● The task:
Copy out each line that mentions the word "label".

● Extracted records:
********************

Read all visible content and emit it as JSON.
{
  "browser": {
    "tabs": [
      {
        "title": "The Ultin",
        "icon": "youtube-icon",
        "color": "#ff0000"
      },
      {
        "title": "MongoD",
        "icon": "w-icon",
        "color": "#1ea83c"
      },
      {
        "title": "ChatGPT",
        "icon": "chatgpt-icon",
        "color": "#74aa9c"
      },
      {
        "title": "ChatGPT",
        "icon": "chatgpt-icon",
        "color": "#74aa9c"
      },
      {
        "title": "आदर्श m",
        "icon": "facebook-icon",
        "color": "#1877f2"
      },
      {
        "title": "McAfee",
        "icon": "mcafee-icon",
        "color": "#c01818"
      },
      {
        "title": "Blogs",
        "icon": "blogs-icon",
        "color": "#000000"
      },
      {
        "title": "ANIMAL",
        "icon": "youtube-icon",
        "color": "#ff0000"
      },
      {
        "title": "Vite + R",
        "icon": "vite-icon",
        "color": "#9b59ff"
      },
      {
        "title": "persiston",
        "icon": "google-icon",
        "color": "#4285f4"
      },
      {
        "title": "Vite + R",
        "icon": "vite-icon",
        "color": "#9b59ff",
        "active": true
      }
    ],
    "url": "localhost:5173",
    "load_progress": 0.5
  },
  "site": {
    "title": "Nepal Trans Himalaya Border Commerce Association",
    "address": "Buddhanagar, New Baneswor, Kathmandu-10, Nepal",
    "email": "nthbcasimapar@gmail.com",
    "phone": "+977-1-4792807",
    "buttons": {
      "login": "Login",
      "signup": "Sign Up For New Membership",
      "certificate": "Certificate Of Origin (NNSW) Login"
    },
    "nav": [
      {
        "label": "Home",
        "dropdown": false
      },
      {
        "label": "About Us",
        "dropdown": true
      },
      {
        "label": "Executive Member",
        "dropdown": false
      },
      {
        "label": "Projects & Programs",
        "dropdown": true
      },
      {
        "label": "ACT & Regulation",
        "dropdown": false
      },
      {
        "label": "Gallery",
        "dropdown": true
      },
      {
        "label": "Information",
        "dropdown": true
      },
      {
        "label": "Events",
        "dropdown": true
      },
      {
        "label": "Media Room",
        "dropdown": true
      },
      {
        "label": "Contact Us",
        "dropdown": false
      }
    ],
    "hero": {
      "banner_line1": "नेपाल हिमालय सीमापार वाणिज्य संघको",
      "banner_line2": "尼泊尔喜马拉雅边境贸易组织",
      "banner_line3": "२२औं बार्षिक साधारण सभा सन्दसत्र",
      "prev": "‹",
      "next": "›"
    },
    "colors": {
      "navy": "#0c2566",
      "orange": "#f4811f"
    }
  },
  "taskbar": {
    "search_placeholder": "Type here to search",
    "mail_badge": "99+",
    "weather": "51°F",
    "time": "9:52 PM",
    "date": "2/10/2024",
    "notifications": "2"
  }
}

********************

● Solution to this problem:
        "label": "Home",
        "label": "About Us",
        "label": "Executive Member",
        "label": "Projects & Programs",
        "label": "ACT & Regulation",
        "label": "Gallery",
        "label": "Information",
        "label": "Events",
        "label": "Media Room",
        "label": "Contact Us",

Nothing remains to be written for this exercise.